INPUT DATA>
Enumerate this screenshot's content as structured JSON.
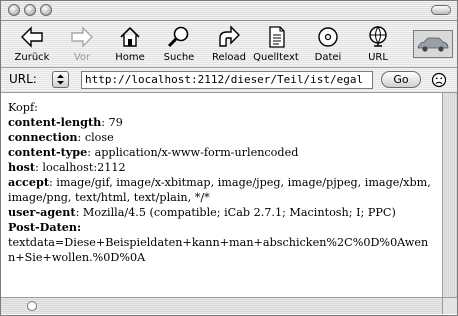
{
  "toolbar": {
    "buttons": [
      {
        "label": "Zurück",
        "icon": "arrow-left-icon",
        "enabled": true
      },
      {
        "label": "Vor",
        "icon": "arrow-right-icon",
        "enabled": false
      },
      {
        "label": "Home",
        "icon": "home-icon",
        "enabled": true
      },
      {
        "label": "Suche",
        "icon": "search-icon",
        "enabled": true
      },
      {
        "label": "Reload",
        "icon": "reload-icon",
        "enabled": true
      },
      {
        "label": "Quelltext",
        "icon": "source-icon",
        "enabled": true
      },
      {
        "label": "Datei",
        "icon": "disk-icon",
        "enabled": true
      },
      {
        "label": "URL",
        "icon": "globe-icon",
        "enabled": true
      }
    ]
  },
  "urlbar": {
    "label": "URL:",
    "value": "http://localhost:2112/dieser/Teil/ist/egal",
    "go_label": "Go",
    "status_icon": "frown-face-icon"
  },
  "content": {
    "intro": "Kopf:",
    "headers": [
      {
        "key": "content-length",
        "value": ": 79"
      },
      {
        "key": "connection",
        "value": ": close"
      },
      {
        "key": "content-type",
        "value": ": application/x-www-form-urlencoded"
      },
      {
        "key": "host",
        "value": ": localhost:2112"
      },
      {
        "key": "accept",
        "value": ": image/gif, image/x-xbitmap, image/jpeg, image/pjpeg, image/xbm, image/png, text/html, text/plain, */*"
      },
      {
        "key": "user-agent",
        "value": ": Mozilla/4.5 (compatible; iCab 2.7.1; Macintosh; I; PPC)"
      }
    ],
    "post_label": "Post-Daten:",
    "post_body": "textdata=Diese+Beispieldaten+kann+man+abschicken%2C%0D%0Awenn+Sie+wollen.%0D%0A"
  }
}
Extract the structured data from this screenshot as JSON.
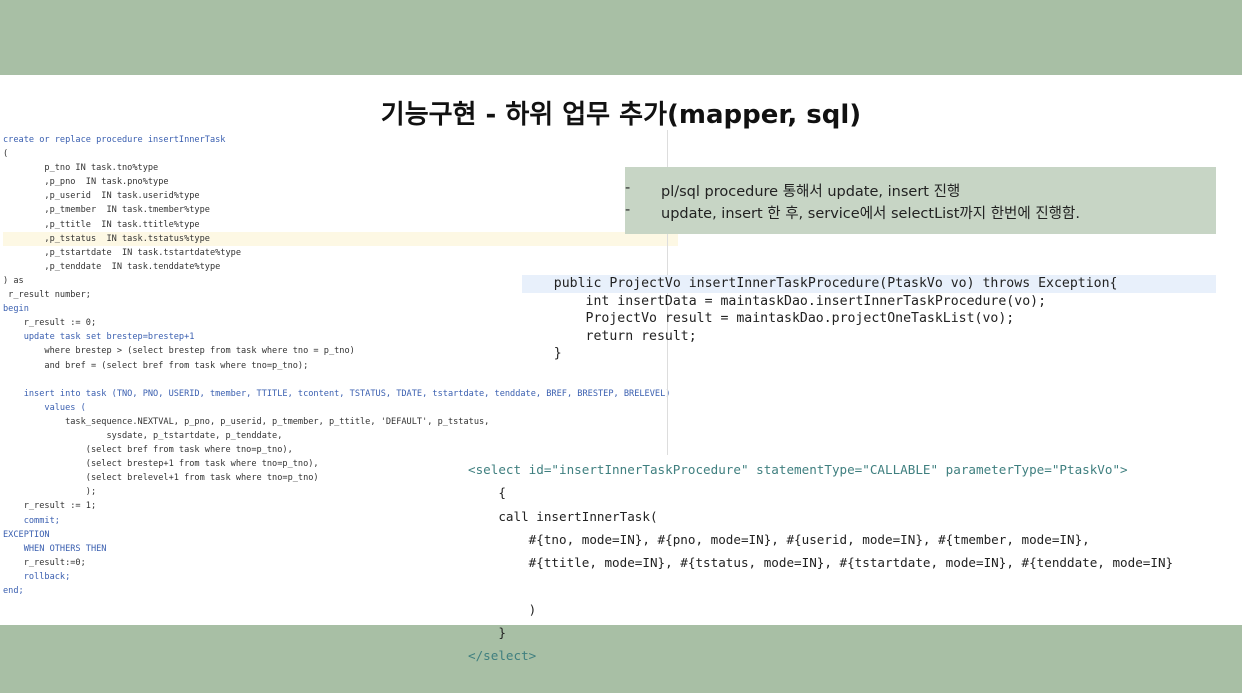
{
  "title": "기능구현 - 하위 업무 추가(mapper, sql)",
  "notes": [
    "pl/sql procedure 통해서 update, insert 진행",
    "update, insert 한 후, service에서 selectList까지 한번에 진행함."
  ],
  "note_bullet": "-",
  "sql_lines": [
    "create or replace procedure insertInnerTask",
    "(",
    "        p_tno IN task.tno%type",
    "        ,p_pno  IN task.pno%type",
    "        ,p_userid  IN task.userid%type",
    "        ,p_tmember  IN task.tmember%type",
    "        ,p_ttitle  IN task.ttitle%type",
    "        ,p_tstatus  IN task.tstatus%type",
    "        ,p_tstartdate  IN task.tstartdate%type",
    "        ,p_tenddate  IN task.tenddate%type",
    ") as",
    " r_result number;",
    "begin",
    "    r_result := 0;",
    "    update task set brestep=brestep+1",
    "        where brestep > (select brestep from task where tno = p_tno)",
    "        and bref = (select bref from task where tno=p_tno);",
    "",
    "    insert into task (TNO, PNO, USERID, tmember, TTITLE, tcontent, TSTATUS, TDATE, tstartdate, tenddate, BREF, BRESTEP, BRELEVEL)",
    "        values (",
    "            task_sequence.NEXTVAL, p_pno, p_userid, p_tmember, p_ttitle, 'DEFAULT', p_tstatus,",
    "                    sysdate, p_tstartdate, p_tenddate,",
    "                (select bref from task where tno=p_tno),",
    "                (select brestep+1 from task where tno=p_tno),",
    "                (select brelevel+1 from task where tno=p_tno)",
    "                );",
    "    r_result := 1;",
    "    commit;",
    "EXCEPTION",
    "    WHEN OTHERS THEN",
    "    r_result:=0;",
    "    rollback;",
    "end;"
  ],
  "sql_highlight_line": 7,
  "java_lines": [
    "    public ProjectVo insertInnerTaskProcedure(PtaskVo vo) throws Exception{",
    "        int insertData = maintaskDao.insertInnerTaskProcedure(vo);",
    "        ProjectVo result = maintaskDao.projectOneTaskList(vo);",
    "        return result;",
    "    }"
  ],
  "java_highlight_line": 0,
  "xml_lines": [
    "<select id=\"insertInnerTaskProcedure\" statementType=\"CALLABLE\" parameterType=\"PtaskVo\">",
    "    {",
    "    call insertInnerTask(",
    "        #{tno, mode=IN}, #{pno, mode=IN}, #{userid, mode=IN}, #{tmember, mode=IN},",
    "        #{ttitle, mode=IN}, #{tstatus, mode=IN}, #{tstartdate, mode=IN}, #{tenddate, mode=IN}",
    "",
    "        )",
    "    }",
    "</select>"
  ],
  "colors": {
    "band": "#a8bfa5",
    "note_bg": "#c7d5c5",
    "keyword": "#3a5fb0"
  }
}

PROBLEM STATEMENT> Quote the entries above word for word. Leave the images out.

THE OUTPUT>
Enumerate this screenshot's content as structured JSON.
{
  "toolbar": {
    "buttons": [
      {
        "label": "Zurück",
        "icon": "arrow-left-icon",
        "enabled": true
      },
      {
        "label": "Vor",
        "icon": "arrow-right-icon",
        "enabled": false
      },
      {
        "label": "Home",
        "icon": "home-icon",
        "enabled": true
      },
      {
        "label": "Suche",
        "icon": "search-icon",
        "enabled": true
      },
      {
        "label": "Reload",
        "icon": "reload-icon",
        "enabled": true
      },
      {
        "label": "Quelltext",
        "icon": "source-icon",
        "enabled": true
      },
      {
        "label": "Datei",
        "icon": "disk-icon",
        "enabled": true
      },
      {
        "label": "URL",
        "icon": "globe-icon",
        "enabled": true
      }
    ]
  },
  "urlbar": {
    "label": "URL:",
    "value": "http://localhost:2112/dieser/Teil/ist/egal",
    "go_label": "Go",
    "status_icon": "frown-face-icon"
  },
  "content": {
    "intro": "Kopf:",
    "headers": [
      {
        "key": "content-length",
        "value": ": 79"
      },
      {
        "key": "connection",
        "value": ": close"
      },
      {
        "key": "content-type",
        "value": ": application/x-www-form-urlencoded"
      },
      {
        "key": "host",
        "value": ": localhost:2112"
      },
      {
        "key": "accept",
        "value": ": image/gif, image/x-xbitmap, image/jpeg, image/pjpeg, image/xbm, image/png, text/html, text/plain, */*"
      },
      {
        "key": "user-agent",
        "value": ": Mozilla/4.5 (compatible; iCab 2.7.1; Macintosh; I; PPC)"
      }
    ],
    "post_label": "Post-Daten:",
    "post_body": "textdata=Diese+Beispieldaten+kann+man+abschicken%2C%0D%0Awenn+Sie+wollen.%0D%0A"
  }
}
Extract the structured data from this screenshot as JSON.
{
  "title": "기능구현 - 하위 업무 추가(mapper, sql)",
  "notes": [
    "pl/sql procedure 통해서 update, insert 진행",
    "update, insert 한 후, service에서 selectList까지 한번에 진행함."
  ],
  "note_bullet": "-",
  "sql_lines": [
    "create or replace procedure insertInnerTask",
    "(",
    "        p_tno IN task.tno%type",
    "        ,p_pno  IN task.pno%type",
    "        ,p_userid  IN task.userid%type",
    "        ,p_tmember  IN task.tmember%type",
    "        ,p_ttitle  IN task.ttitle%type",
    "        ,p_tstatus  IN task.tstatus%type",
    "        ,p_tstartdate  IN task.tstartdate%type",
    "        ,p_tenddate  IN task.tenddate%type",
    ") as",
    " r_result number;",
    "begin",
    "    r_result := 0;",
    "    update task set brestep=brestep+1",
    "        where brestep > (select brestep from task where tno = p_tno)",
    "        and bref = (select bref from task where tno=p_tno);",
    "",
    "    insert into task (TNO, PNO, USERID, tmember, TTITLE, tcontent, TSTATUS, TDATE, tstartdate, tenddate, BREF, BRESTEP, BRELEVEL)",
    "        values (",
    "            task_sequence.NEXTVAL, p_pno, p_userid, p_tmember, p_ttitle, 'DEFAULT', p_tstatus,",
    "                    sysdate, p_tstartdate, p_tenddate,",
    "                (select bref from task where tno=p_tno),",
    "                (select brestep+1 from task where tno=p_tno),",
    "                (select brelevel+1 from task where tno=p_tno)",
    "                );",
    "    r_result := 1;",
    "    commit;",
    "EXCEPTION",
    "    WHEN OTHERS THEN",
    "    r_result:=0;",
    "    rollback;",
    "end;"
  ],
  "sql_highlight_line": 7,
  "java_lines": [
    "    public ProjectVo insertInnerTaskProcedure(PtaskVo vo) throws Exception{",
    "        int insertData = maintaskDao.insertInnerTaskProcedure(vo);",
    "        ProjectVo result = maintaskDao.projectOneTaskList(vo);",
    "        return result;",
    "    }"
  ],
  "java_highlight_line": 0,
  "xml_lines": [
    "<select id=\"insertInnerTaskProcedure\" statementType=\"CALLABLE\" parameterType=\"PtaskVo\">",
    "    {",
    "    call insertInnerTask(",
    "        #{tno, mode=IN}, #{pno, mode=IN}, #{userid, mode=IN}, #{tmember, mode=IN},",
    "        #{ttitle, mode=IN}, #{tstatus, mode=IN}, #{tstartdate, mode=IN}, #{tenddate, mode=IN}",
    "",
    "        )",
    "    }",
    "</select>"
  ],
  "colors": {
    "band": "#a8bfa5",
    "note_bg": "#c7d5c5",
    "keyword": "#3a5fb0"
  }
}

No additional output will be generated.